>> Begin

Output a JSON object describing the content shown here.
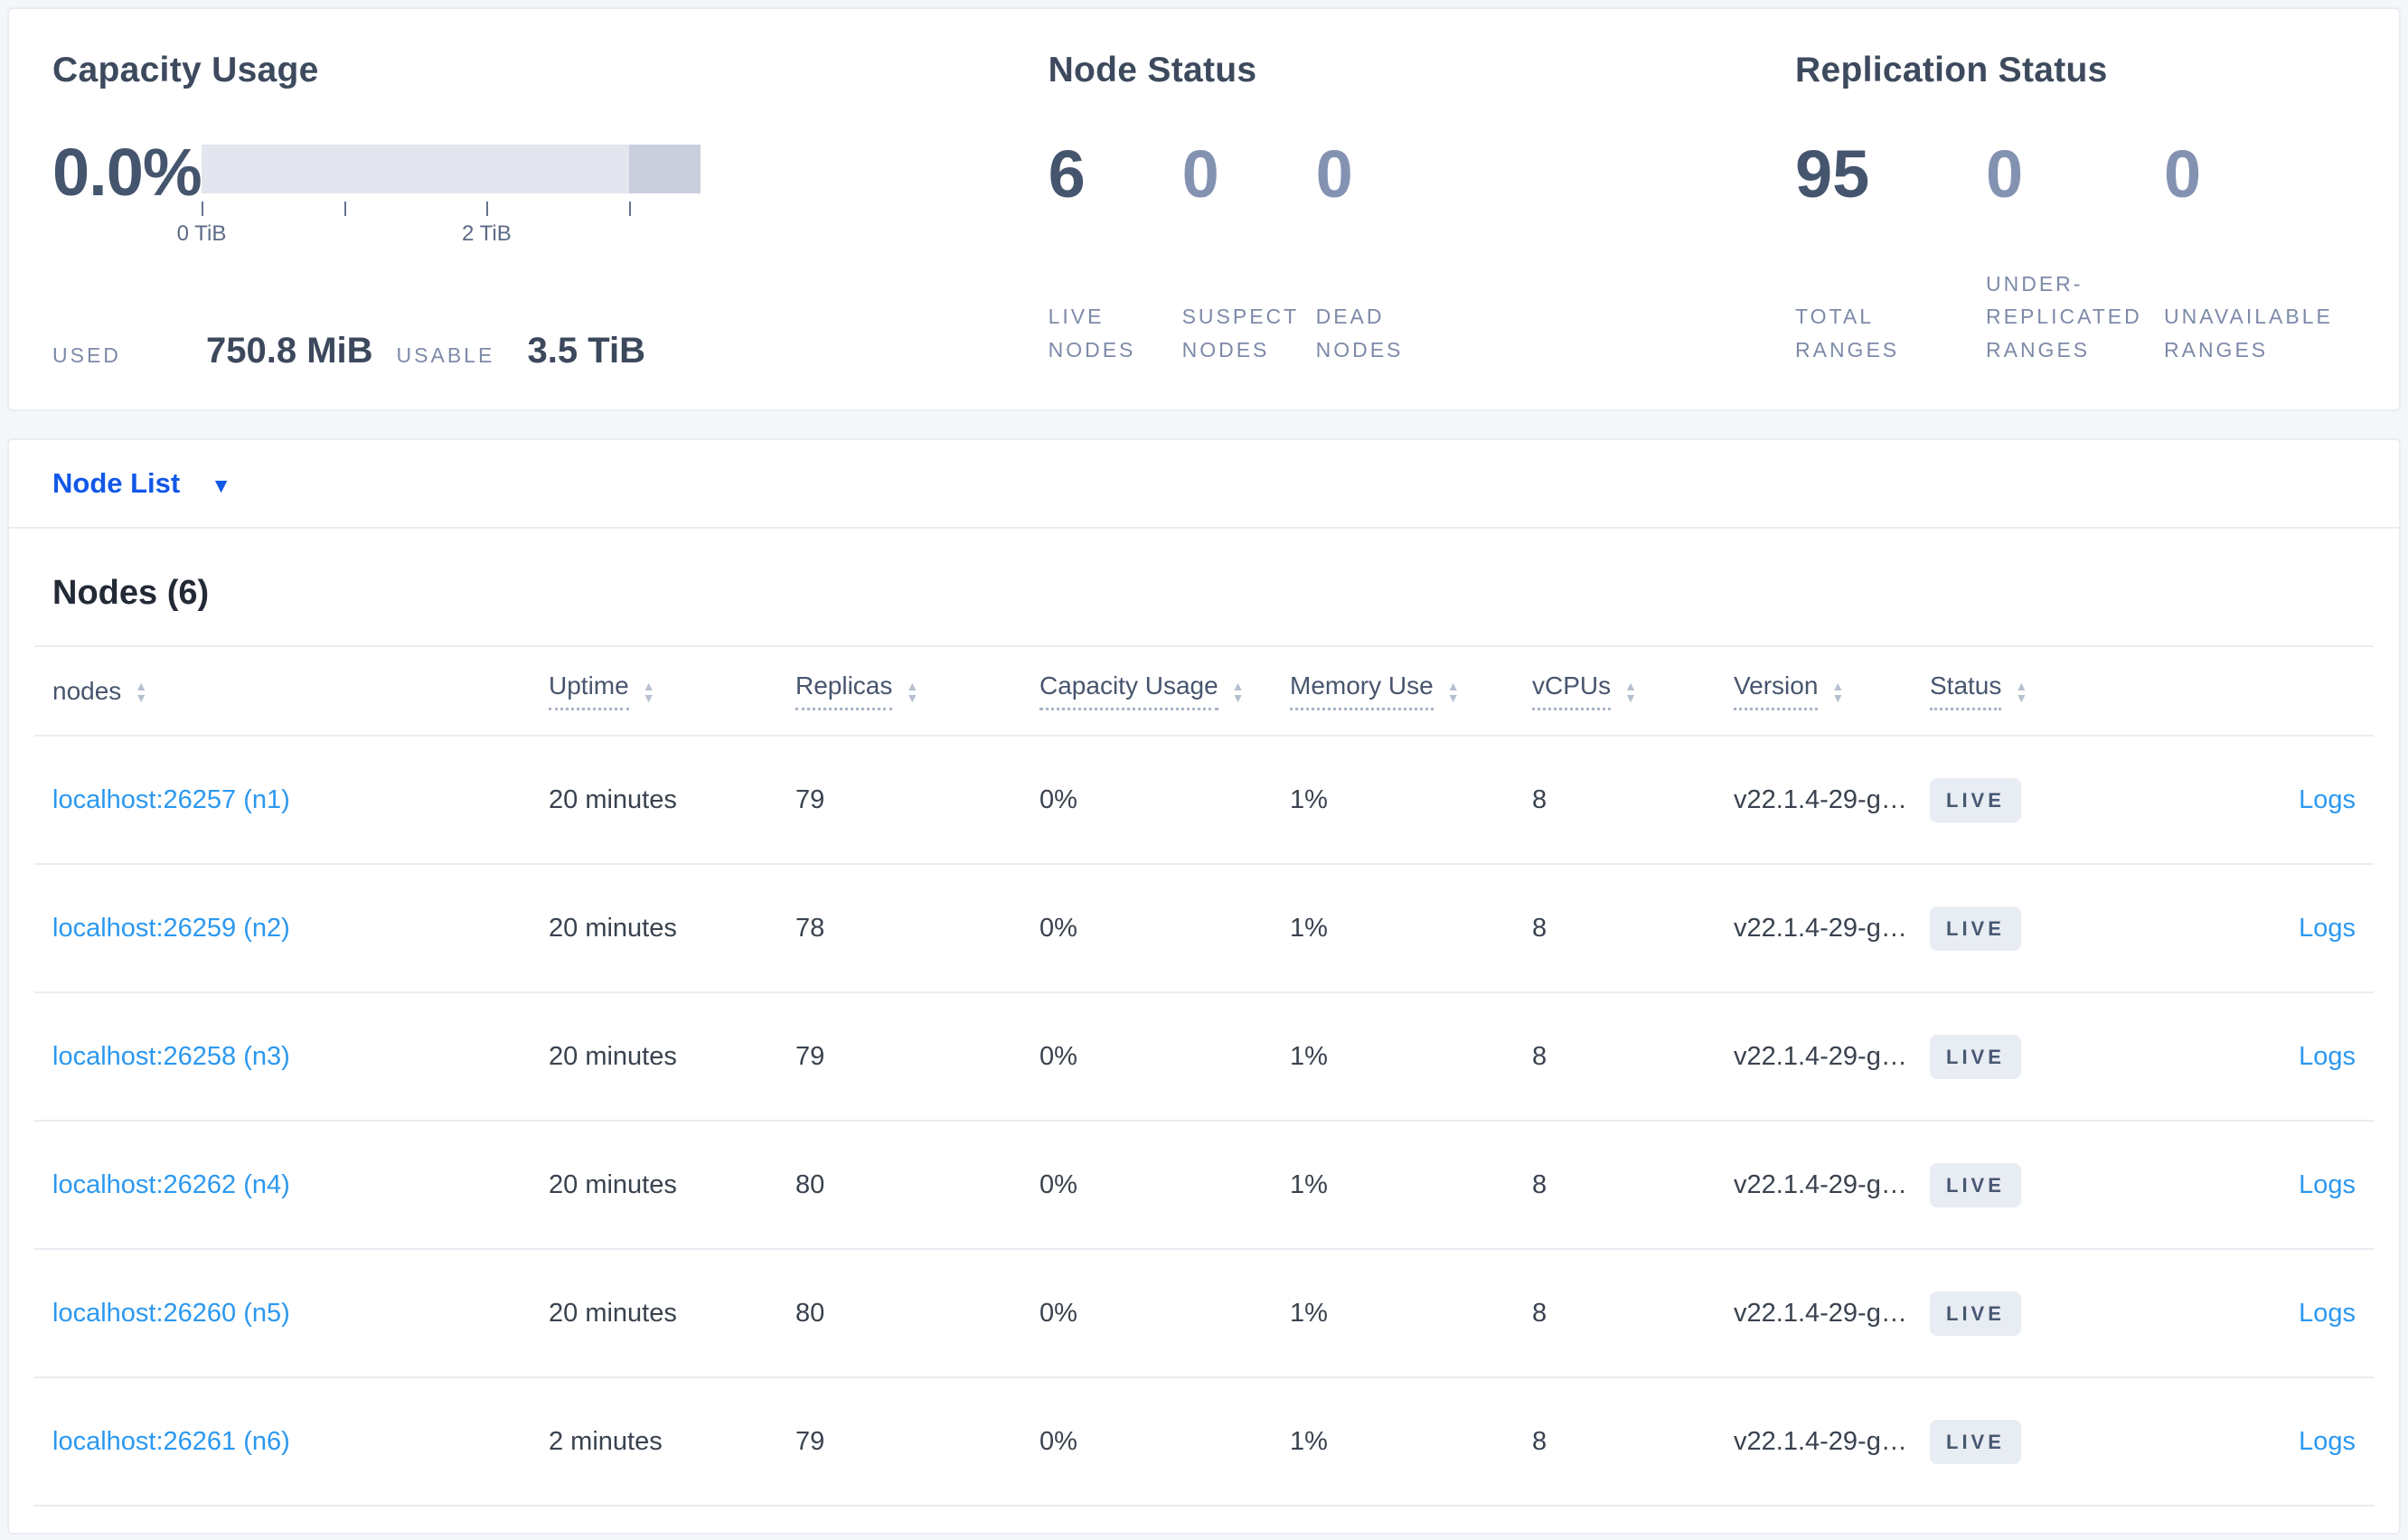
{
  "summary": {
    "capacity": {
      "title": "Capacity Usage",
      "percent": "0.0%",
      "used_label": "USED",
      "used_value": "750.8 MiB",
      "usable_label": "USABLE",
      "usable_value": "3.5 TiB",
      "bar": {
        "track_color": "#e3e6ee",
        "overflow_color": "#cacfdd",
        "dark_from": "85.71%"
      },
      "ticks": [
        {
          "label": "0 TiB",
          "x": "0%"
        },
        {
          "label": "",
          "x": "28.57%"
        },
        {
          "label": "2 TiB",
          "x": "57.14%"
        },
        {
          "label": "",
          "x": "85.71%"
        }
      ]
    },
    "node_status": {
      "title": "Node Status",
      "stats": [
        {
          "value": "6",
          "label": "LIVE NODES"
        },
        {
          "value": "0",
          "label": "SUSPECT NODES"
        },
        {
          "value": "0",
          "label": "DEAD NODES"
        }
      ]
    },
    "replication_status": {
      "title": "Replication Status",
      "stats": [
        {
          "value": "95",
          "label": "TOTAL RANGES"
        },
        {
          "value": "0",
          "label": "UNDER-REPLICATED RANGES"
        },
        {
          "value": "0",
          "label": "UNAVAILABLE RANGES"
        }
      ]
    }
  },
  "node_list": {
    "dropdown_label": "Node List",
    "section_title": "Nodes (6)",
    "columns": [
      {
        "label": "nodes"
      },
      {
        "label": "Uptime"
      },
      {
        "label": "Replicas"
      },
      {
        "label": "Capacity Usage"
      },
      {
        "label": "Memory Use"
      },
      {
        "label": "vCPUs"
      },
      {
        "label": "Version"
      },
      {
        "label": "Status"
      }
    ],
    "logs_label": "Logs",
    "rows": [
      {
        "node": "localhost:26257 (n1)",
        "uptime": "20 minutes",
        "replicas": "79",
        "capacity_usage": "0%",
        "memory_use": "1%",
        "vcpus": "8",
        "version": "v22.1.4-29-g…",
        "status": "LIVE"
      },
      {
        "node": "localhost:26259 (n2)",
        "uptime": "20 minutes",
        "replicas": "78",
        "capacity_usage": "0%",
        "memory_use": "1%",
        "vcpus": "8",
        "version": "v22.1.4-29-g…",
        "status": "LIVE"
      },
      {
        "node": "localhost:26258 (n3)",
        "uptime": "20 minutes",
        "replicas": "79",
        "capacity_usage": "0%",
        "memory_use": "1%",
        "vcpus": "8",
        "version": "v22.1.4-29-g…",
        "status": "LIVE"
      },
      {
        "node": "localhost:26262 (n4)",
        "uptime": "20 minutes",
        "replicas": "80",
        "capacity_usage": "0%",
        "memory_use": "1%",
        "vcpus": "8",
        "version": "v22.1.4-29-g…",
        "status": "LIVE"
      },
      {
        "node": "localhost:26260 (n5)",
        "uptime": "20 minutes",
        "replicas": "80",
        "capacity_usage": "0%",
        "memory_use": "1%",
        "vcpus": "8",
        "version": "v22.1.4-29-g…",
        "status": "LIVE"
      },
      {
        "node": "localhost:26261 (n6)",
        "uptime": "2 minutes",
        "replicas": "79",
        "capacity_usage": "0%",
        "memory_use": "1%",
        "vcpus": "8",
        "version": "v22.1.4-29-g…",
        "status": "LIVE"
      }
    ]
  },
  "icons": {
    "caret_down": "▼",
    "sort_asc": "▲",
    "sort_desc": "▼"
  },
  "colors": {
    "accent_blue": "#1158e8",
    "link_blue": "#2b98f0",
    "dark_slate": "#45556e",
    "muted_slate": "#7d8aa8",
    "badge_bg": "#e8ecf3",
    "bar_track": "#e3e6ee",
    "bar_overflow": "#cacfdd",
    "page_bg": "#f4f6fa"
  }
}
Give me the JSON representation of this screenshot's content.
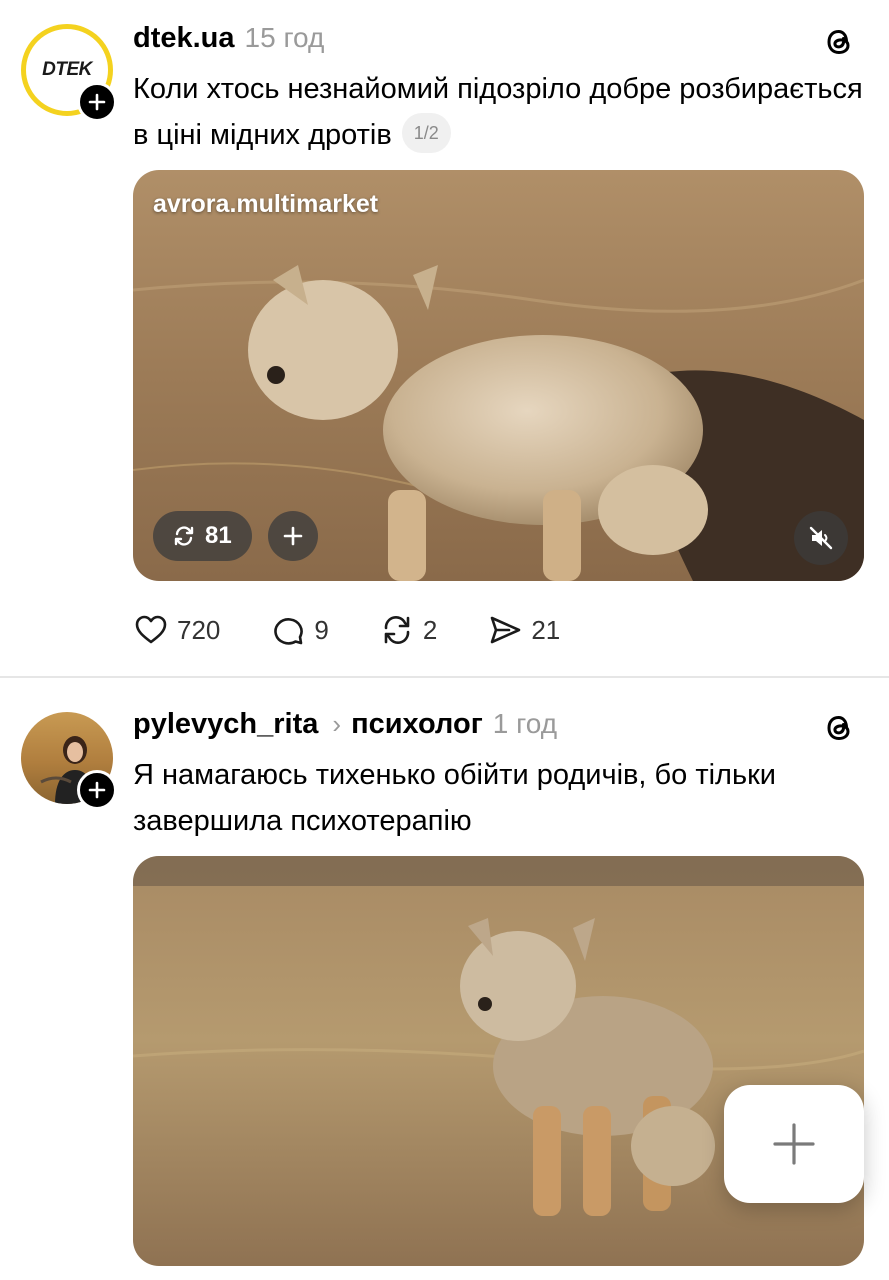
{
  "posts": [
    {
      "username": "dtek.ua",
      "time": "15 год",
      "avatar_logo_text": "DTEK",
      "text": "Коли хтось незнайомий підозріло добре розбирається в ціні мідних дротів",
      "page_indicator": "1/2",
      "media": {
        "watermark": "avrora.multimarket",
        "repost_count": "81",
        "muted": true
      },
      "actions": {
        "likes": "720",
        "comments": "9",
        "reposts": "2",
        "shares": "21"
      }
    },
    {
      "username": "pylevych_rita",
      "topic": "психолог",
      "time": "1 год",
      "text": "Я намагаюсь тихенько обійти родичів, бо тільки завершила психотерапію"
    }
  ],
  "icons": {
    "threads": "threads-logo-icon",
    "follow": "plus-icon",
    "like": "heart-icon",
    "comment": "comment-bubble-icon",
    "repost": "repost-icon",
    "share": "send-icon",
    "mute": "speaker-muted-icon",
    "fab": "plus-icon"
  },
  "colors": {
    "avatar_ring": "#f4d21f",
    "muted_text": "#9a9a9a"
  }
}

>> End

Your instructions
Copy out exactly the lines between the line that contains "Give me the" and the last line of the records, both ends included; leave out every picture.

Answer to this problem
Give me the JSON representation of this screenshot's content.
{
  "posts": [
    {
      "username": "dtek.ua",
      "time": "15 год",
      "avatar_logo_text": "DTEK",
      "text": "Коли хтось незнайомий підозріло добре розбирається в ціні мідних дротів",
      "page_indicator": "1/2",
      "media": {
        "watermark": "avrora.multimarket",
        "repost_count": "81",
        "muted": true
      },
      "actions": {
        "likes": "720",
        "comments": "9",
        "reposts": "2",
        "shares": "21"
      }
    },
    {
      "username": "pylevych_rita",
      "topic": "психолог",
      "time": "1 год",
      "text": "Я намагаюсь тихенько обійти родичів, бо тільки завершила психотерапію"
    }
  ],
  "icons": {
    "threads": "threads-logo-icon",
    "follow": "plus-icon",
    "like": "heart-icon",
    "comment": "comment-bubble-icon",
    "repost": "repost-icon",
    "share": "send-icon",
    "mute": "speaker-muted-icon",
    "fab": "plus-icon"
  },
  "colors": {
    "avatar_ring": "#f4d21f",
    "muted_text": "#9a9a9a"
  }
}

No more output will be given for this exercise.